Retype all of the data. Every line must match exactly.

Dataset excerpts:
━━━━━━━━
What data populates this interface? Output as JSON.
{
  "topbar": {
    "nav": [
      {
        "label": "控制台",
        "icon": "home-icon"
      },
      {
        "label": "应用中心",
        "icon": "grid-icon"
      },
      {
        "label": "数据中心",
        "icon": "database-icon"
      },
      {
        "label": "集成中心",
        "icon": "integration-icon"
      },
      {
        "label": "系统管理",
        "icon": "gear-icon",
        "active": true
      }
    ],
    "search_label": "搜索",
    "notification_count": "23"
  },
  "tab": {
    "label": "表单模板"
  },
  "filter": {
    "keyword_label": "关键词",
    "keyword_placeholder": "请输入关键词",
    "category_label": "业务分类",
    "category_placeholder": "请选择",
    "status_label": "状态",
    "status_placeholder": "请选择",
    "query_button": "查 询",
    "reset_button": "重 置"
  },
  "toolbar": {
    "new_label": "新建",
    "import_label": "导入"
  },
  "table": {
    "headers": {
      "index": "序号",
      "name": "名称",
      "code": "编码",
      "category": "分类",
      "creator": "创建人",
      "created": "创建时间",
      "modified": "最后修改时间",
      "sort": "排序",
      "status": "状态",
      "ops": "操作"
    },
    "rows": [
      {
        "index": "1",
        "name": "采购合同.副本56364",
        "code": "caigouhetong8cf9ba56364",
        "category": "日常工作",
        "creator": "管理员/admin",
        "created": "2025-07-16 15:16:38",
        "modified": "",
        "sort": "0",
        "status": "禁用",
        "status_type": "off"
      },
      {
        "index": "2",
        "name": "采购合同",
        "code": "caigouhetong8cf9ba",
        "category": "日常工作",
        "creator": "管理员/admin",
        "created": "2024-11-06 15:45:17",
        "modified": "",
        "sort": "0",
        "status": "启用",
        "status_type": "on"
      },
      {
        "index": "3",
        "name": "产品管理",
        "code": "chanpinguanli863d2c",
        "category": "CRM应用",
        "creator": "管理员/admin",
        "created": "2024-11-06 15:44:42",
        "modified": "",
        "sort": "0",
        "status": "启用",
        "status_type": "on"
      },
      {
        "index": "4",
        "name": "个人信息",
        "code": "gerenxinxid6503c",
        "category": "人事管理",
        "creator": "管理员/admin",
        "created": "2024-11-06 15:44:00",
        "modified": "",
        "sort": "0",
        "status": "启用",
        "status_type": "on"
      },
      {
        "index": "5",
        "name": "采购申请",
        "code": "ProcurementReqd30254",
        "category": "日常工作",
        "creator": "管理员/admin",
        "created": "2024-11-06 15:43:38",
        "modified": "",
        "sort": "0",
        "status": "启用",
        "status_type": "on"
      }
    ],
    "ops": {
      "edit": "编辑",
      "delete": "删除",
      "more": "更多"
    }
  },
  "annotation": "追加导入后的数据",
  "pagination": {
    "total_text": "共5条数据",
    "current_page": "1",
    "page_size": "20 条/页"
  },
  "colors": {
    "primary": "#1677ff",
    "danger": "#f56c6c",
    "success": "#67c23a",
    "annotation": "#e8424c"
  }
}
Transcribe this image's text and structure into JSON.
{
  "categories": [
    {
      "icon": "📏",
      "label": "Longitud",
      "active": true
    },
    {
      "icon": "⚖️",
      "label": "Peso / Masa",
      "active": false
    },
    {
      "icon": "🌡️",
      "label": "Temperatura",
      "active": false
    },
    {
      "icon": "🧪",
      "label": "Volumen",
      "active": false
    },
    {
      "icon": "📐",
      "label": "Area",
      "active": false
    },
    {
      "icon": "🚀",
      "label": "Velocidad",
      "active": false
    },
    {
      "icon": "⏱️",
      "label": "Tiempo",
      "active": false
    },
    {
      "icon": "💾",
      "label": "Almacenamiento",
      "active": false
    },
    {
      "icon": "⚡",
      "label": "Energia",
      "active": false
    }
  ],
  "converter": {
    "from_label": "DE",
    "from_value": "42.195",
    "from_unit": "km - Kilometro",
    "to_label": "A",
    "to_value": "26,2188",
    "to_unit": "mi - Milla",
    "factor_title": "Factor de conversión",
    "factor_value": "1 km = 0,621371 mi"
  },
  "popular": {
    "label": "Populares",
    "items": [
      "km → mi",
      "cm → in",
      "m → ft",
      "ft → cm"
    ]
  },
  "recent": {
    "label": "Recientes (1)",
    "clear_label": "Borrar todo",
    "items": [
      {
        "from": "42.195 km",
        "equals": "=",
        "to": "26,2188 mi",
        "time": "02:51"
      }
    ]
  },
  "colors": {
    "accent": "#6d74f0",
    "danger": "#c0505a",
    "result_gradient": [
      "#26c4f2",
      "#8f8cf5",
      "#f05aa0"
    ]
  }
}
━━━━━━━━
Solution below:
What data populates this interface? Output as JSON.
{
  "topbar": {
    "nav": [
      {
        "label": "控制台",
        "icon": "home-icon"
      },
      {
        "label": "应用中心",
        "icon": "grid-icon"
      },
      {
        "label": "数据中心",
        "icon": "database-icon"
      },
      {
        "label": "集成中心",
        "icon": "integration-icon"
      },
      {
        "label": "系统管理",
        "icon": "gear-icon",
        "active": true
      }
    ],
    "search_label": "搜索",
    "notification_count": "23"
  },
  "tab": {
    "label": "表单模板"
  },
  "filter": {
    "keyword_label": "关键词",
    "keyword_placeholder": "请输入关键词",
    "category_label": "业务分类",
    "category_placeholder": "请选择",
    "status_label": "状态",
    "status_placeholder": "请选择",
    "query_button": "查 询",
    "reset_button": "重 置"
  },
  "toolbar": {
    "new_label": "新建",
    "import_label": "导入"
  },
  "table": {
    "headers": {
      "index": "序号",
      "name": "名称",
      "code": "编码",
      "category": "分类",
      "creator": "创建人",
      "created": "创建时间",
      "modified": "最后修改时间",
      "sort": "排序",
      "status": "状态",
      "ops": "操作"
    },
    "rows": [
      {
        "index": "1",
        "name": "采购合同.副本56364",
        "code": "caigouhetong8cf9ba56364",
        "category": "日常工作",
        "creator": "管理员/admin",
        "created": "2025-07-16 15:16:38",
        "modified": "",
        "sort": "0",
        "status": "禁用",
        "status_type": "off"
      },
      {
        "index": "2",
        "name": "采购合同",
        "code": "caigouhetong8cf9ba",
        "category": "日常工作",
        "creator": "管理员/admin",
        "created": "2024-11-06 15:45:17",
        "modified": "",
        "sort": "0",
        "status": "启用",
        "status_type": "on"
      },
      {
        "index": "3",
        "name": "产品管理",
        "code": "chanpinguanli863d2c",
        "category": "CRM应用",
        "creator": "管理员/admin",
        "created": "2024-11-06 15:44:42",
        "modified": "",
        "sort": "0",
        "status": "启用",
        "status_type": "on"
      },
      {
        "index": "4",
        "name": "个人信息",
        "code": "gerenxinxid6503c",
        "category": "人事管理",
        "creator": "管理员/admin",
        "created": "2024-11-06 15:44:00",
        "modified": "",
        "sort": "0",
        "status": "启用",
        "status_type": "on"
      },
      {
        "index": "5",
        "name": "采购申请",
        "code": "ProcurementReqd30254",
        "category": "日常工作",
        "creator": "管理员/admin",
        "created": "2024-11-06 15:43:38",
        "modified": "",
        "sort": "0",
        "status": "启用",
        "status_type": "on"
      }
    ],
    "ops": {
      "edit": "编辑",
      "delete": "删除",
      "more": "更多"
    }
  },
  "annotation": "追加导入后的数据",
  "pagination": {
    "total_text": "共5条数据",
    "current_page": "1",
    "page_size": "20 条/页"
  },
  "colors": {
    "primary": "#1677ff",
    "danger": "#f56c6c",
    "success": "#67c23a",
    "annotation": "#e8424c"
  }
}
Transcribe this image's text and structure into JSON.
{
  "categories": [
    {
      "icon": "📏",
      "label": "Longitud",
      "active": true
    },
    {
      "icon": "⚖️",
      "label": "Peso / Masa",
      "active": false
    },
    {
      "icon": "🌡️",
      "label": "Temperatura",
      "active": false
    },
    {
      "icon": "🧪",
      "label": "Volumen",
      "active": false
    },
    {
      "icon": "📐",
      "label": "Area",
      "active": false
    },
    {
      "icon": "🚀",
      "label": "Velocidad",
      "active": false
    },
    {
      "icon": "⏱️",
      "label": "Tiempo",
      "active": false
    },
    {
      "icon": "💾",
      "label": "Almacenamiento",
      "active": false
    },
    {
      "icon": "⚡",
      "label": "Energia",
      "active": false
    }
  ],
  "converter": {
    "from_label": "DE",
    "from_value": "42.195",
    "from_unit": "km - Kilometro",
    "to_label": "A",
    "to_value": "26,2188",
    "to_unit": "mi - Milla",
    "factor_title": "Factor de conversión",
    "factor_value": "1 km = 0,621371 mi"
  },
  "popular": {
    "label": "Populares",
    "items": [
      "km → mi",
      "cm → in",
      "m → ft",
      "ft → cm"
    ]
  },
  "recent": {
    "label": "Recientes (1)",
    "clear_label": "Borrar todo",
    "items": [
      {
        "from": "42.195 km",
        "equals": "=",
        "to": "26,2188 mi",
        "time": "02:51"
      }
    ]
  },
  "colors": {
    "accent": "#6d74f0",
    "danger": "#c0505a",
    "result_gradient": [
      "#26c4f2",
      "#8f8cf5",
      "#f05aa0"
    ]
  }
}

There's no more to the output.